_ABOUT THIS TASK_
For each line of the listing that holds "สนาม", show the full line.

_RECORDS TO PROCESS_
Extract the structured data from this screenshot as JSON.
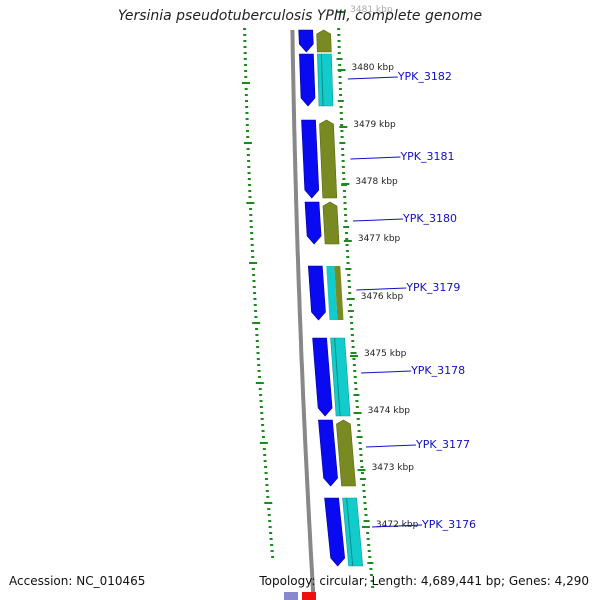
{
  "title": "Yersinia pseudotuberculosis YPIII, complete genome",
  "footer": {
    "accession": "Accession: NC_010465",
    "stats": "Topology: circular; Length: 4,689,441 bp; Genes: 4,290"
  },
  "colors": {
    "forward_cds": "#0a0af0",
    "reverse_cds": "#7a8a22",
    "rna_feature": "#12cccc",
    "backbone": "#888888",
    "gc_skew": "#1c8a1c",
    "label": "#1010c0",
    "tick_text": "#222222"
  },
  "map": {
    "scale_ticks": [
      {
        "label": "3481 kbp",
        "faded": true
      },
      {
        "label": "3480 kbp"
      },
      {
        "label": "3479 kbp"
      },
      {
        "label": "3478 kbp"
      },
      {
        "label": "3477 kbp"
      },
      {
        "label": "3476 kbp"
      },
      {
        "label": "3475 kbp"
      },
      {
        "label": "3474 kbp"
      },
      {
        "label": "3473 kbp"
      },
      {
        "label": "3472 kbp"
      }
    ],
    "gene_labels": [
      {
        "name": "YPK_3182"
      },
      {
        "name": "YPK_3181"
      },
      {
        "name": "YPK_3180"
      },
      {
        "name": "YPK_3179"
      },
      {
        "name": "YPK_3178"
      },
      {
        "name": "YPK_3177"
      },
      {
        "name": "YPK_3176"
      }
    ]
  }
}
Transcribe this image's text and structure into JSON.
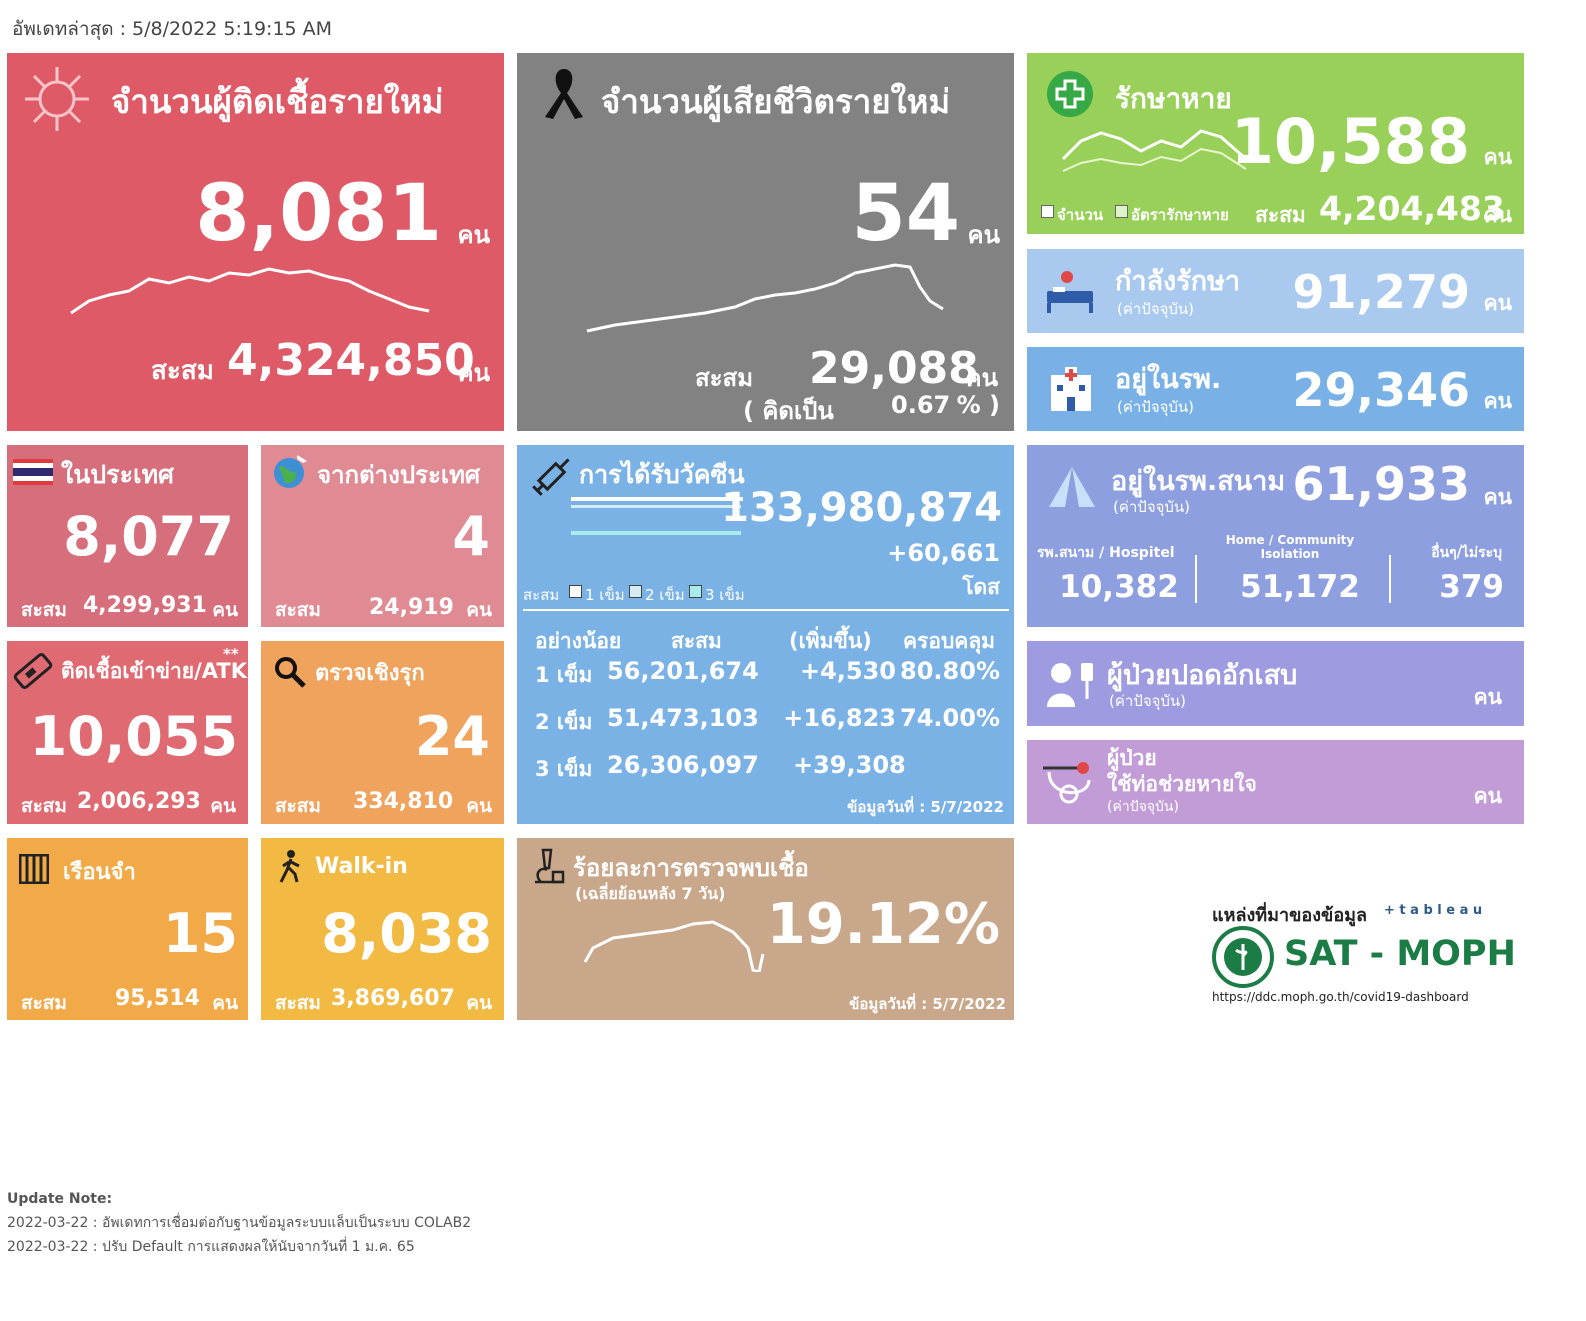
{
  "header": {
    "updated": "อัพเดทล่าสุด : 5/8/2022 5:19:15 AM"
  },
  "colors": {
    "new_cases": "#de5a67",
    "deaths": "#828282",
    "recovered": "#99d059",
    "treating": "#a9c9ef",
    "hospital": "#79b1e6",
    "field": "#8e9fe0",
    "pneumonia": "#9e9be0",
    "ventilator": "#c29cd7",
    "domestic": "#d76e7c",
    "foreign": "#e08b94",
    "atk": "#e06a71",
    "proactive": "#f0a35d",
    "vaccine": "#7bb2e6",
    "prison": "#f2aa48",
    "walkin": "#f2ba42",
    "positivity": "#c9a78a"
  },
  "new_cases": {
    "title": "จำนวนผู้ติดเชื้อรายใหม่",
    "value": "8,081",
    "unit": "คน",
    "cum_label": "สะสม",
    "cum": "4,324,850",
    "cum_unit": "คน",
    "icon": "virus-icon"
  },
  "deaths": {
    "title": "จำนวนผู้เสียชีวิตรายใหม่",
    "value": "54",
    "unit": "คน",
    "cum_label": "สะสม",
    "cum": "29,088",
    "cum_unit": "คน",
    "rate_open": "( คิดเป็น",
    "rate": "0.67",
    "rate_close": "% )",
    "icon": "ribbon-icon"
  },
  "recovered": {
    "title": "รักษาหาย",
    "value": "10,588",
    "unit": "คน",
    "legend_count": "จำนวน",
    "legend_rate": "อัตรารักษาหาย",
    "cum_label": "สะสม",
    "cum": "4,204,483",
    "cum_unit": "คน",
    "icon": "plus-cross-icon"
  },
  "treating": {
    "title": "กำลังรักษา",
    "sub": "(ค่าปัจจุบัน)",
    "value": "91,279",
    "unit": "คน",
    "icon": "hospital-bed-icon"
  },
  "hospital": {
    "title": "อยู่ในรพ.",
    "sub": "(ค่าปัจจุบัน)",
    "value": "29,346",
    "unit": "คน",
    "icon": "hospital-building-icon"
  },
  "field": {
    "title": "อยู่ในรพ.สนาม",
    "sub": "(ค่าปัจจุบัน)",
    "value": "61,933",
    "unit": "คน",
    "c1_label": "รพ.สนาม / Hospitel",
    "c1": "10,382",
    "c2_label": "Home / Community Isolation",
    "c2": "51,172",
    "c3_label": "อื่นๆ/ไม่ระบุ",
    "c3": "379",
    "icon": "tent-icon"
  },
  "pneumonia": {
    "title": "ผู้ป่วยปอดอักเสบ",
    "sub": "(ค่าปัจจุบัน)",
    "unit": "คน",
    "icon": "patient-iv-icon"
  },
  "ventilator": {
    "title1": "ผู้ป่วย",
    "title2": "ใช้ท่อช่วยหายใจ",
    "sub": "(ค่าปัจจุบัน)",
    "unit": "คน",
    "icon": "ventilator-icon"
  },
  "domestic": {
    "title": "ในประเทศ",
    "value": "8,077",
    "cum_label": "สะสม",
    "cum": "4,299,931",
    "cum_unit": "คน",
    "icon": "thai-flag-icon"
  },
  "foreign": {
    "title": "จากต่างประเทศ",
    "value": "4",
    "cum_label": "สะสม",
    "cum": "24,919",
    "cum_unit": "คน",
    "icon": "globe-plane-icon"
  },
  "atk": {
    "title": "ติดเชื้อเข้าข่าย/ATK",
    "stars": "**",
    "value": "10,055",
    "cum_label": "สะสม",
    "cum": "2,006,293",
    "cum_unit": "คน",
    "icon": "atk-kit-icon"
  },
  "proactive": {
    "title": "ตรวจเชิงรุก",
    "value": "24",
    "cum_label": "สะสม",
    "cum": "334,810",
    "cum_unit": "คน",
    "icon": "magnifier-icon"
  },
  "vaccine": {
    "title": "การได้รับวัคซีน",
    "total": "133,980,874",
    "delta": "+60,661",
    "unit": "โดส",
    "legend_cum": "สะสม",
    "l1": "1 เข็ม",
    "l2": "2 เข็ม",
    "l3": "3 เข็ม",
    "headers": [
      "อย่างน้อย",
      "สะสม",
      "(เพิ่มขึ้น)",
      "ครอบคลุม"
    ],
    "rows": [
      [
        "1 เข็ม",
        "56,201,674",
        "+4,530",
        "80.80%"
      ],
      [
        "2 เข็ม",
        "51,473,103",
        "+16,823",
        "74.00%"
      ],
      [
        "3 เข็ม",
        "26,306,097",
        "+39,308",
        ""
      ]
    ],
    "date": "ข้อมูลวันที่ : 5/7/2022",
    "icon": "syringe-icon"
  },
  "prison": {
    "title": "เรือนจำ",
    "value": "15",
    "cum_label": "สะสม",
    "cum": "95,514",
    "cum_unit": "คน",
    "icon": "prison-bars-icon"
  },
  "walkin": {
    "title": "Walk-in",
    "value": "8,038",
    "cum_label": "สะสม",
    "cum": "3,869,607",
    "cum_unit": "คน",
    "icon": "walking-person-icon"
  },
  "positivity": {
    "title": "ร้อยละการตรวจพบเชื้อ",
    "sub": "(เฉลี่ยย้อนหลัง 7 วัน)",
    "value": "19.12%",
    "date": "ข้อมูลวันที่ : 5/7/2022",
    "icon": "microscope-icon"
  },
  "source": {
    "label": "แหล่งที่มาของข้อมูล",
    "tableau": "+ t a b l e a u",
    "brand": "SAT - MOPH",
    "url": "https://ddc.moph.go.th/covid19-dashboard"
  },
  "notes": {
    "title": "Update Note:",
    "n1": "2022-03-22 : อัพเดทการเชื่อมต่อกับฐานข้อมูลระบบแล็บเป็นระบบ COLAB2",
    "n2": "2022-03-22 : ปรับ Default การแสดงผลให้นับจากวันที่ 1 ม.ค. 65"
  }
}
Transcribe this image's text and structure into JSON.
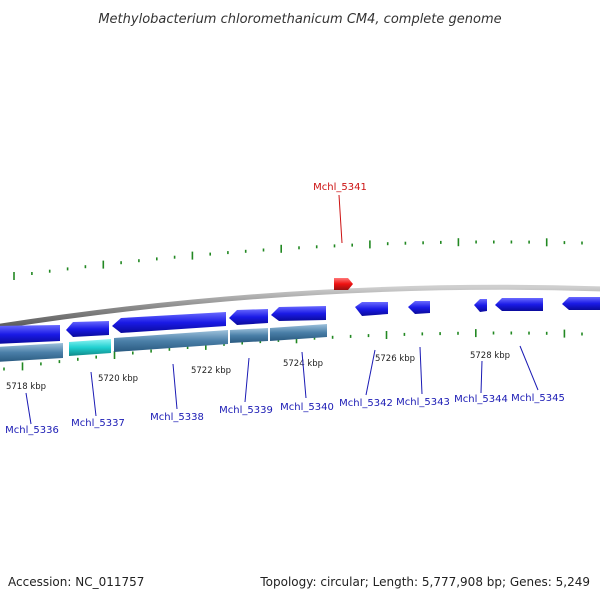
{
  "title": "Methylobacterium chloromethanicum CM4, complete genome",
  "footer": {
    "accession": "Accession: NC_011757",
    "summary": "Topology: circular; Length: 5,777,908 bp; Genes: 5,249"
  },
  "colors": {
    "forward_gene": "#1a1ae6",
    "reverse_gene": "#4a7fa8",
    "highlight_gene": "#20d0d0",
    "selected_gene": "#ee1111",
    "tick": "#228822",
    "backbone": "#8a8a8a",
    "label": "#1a1ab4",
    "selected_label": "#cc1111"
  },
  "ticks": {
    "labels": [
      "5718 kbp",
      "5720 kbp",
      "5722 kbp",
      "5724 kbp",
      "5726 kbp",
      "5728 kbp"
    ]
  },
  "genes": [
    {
      "id": "Mchl_5336"
    },
    {
      "id": "Mchl_5337"
    },
    {
      "id": "Mchl_5338"
    },
    {
      "id": "Mchl_5339"
    },
    {
      "id": "Mchl_5340"
    },
    {
      "id": "Mchl_5341",
      "selected": true
    },
    {
      "id": "Mchl_5342"
    },
    {
      "id": "Mchl_5343"
    },
    {
      "id": "Mchl_5344"
    },
    {
      "id": "Mchl_5345"
    }
  ]
}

_SOLUTION TO THIS PROBLEM_
    "title": "อยู่ในรพ.สนาม",
    "c1_label": "รพ.สนาม / Hospitel",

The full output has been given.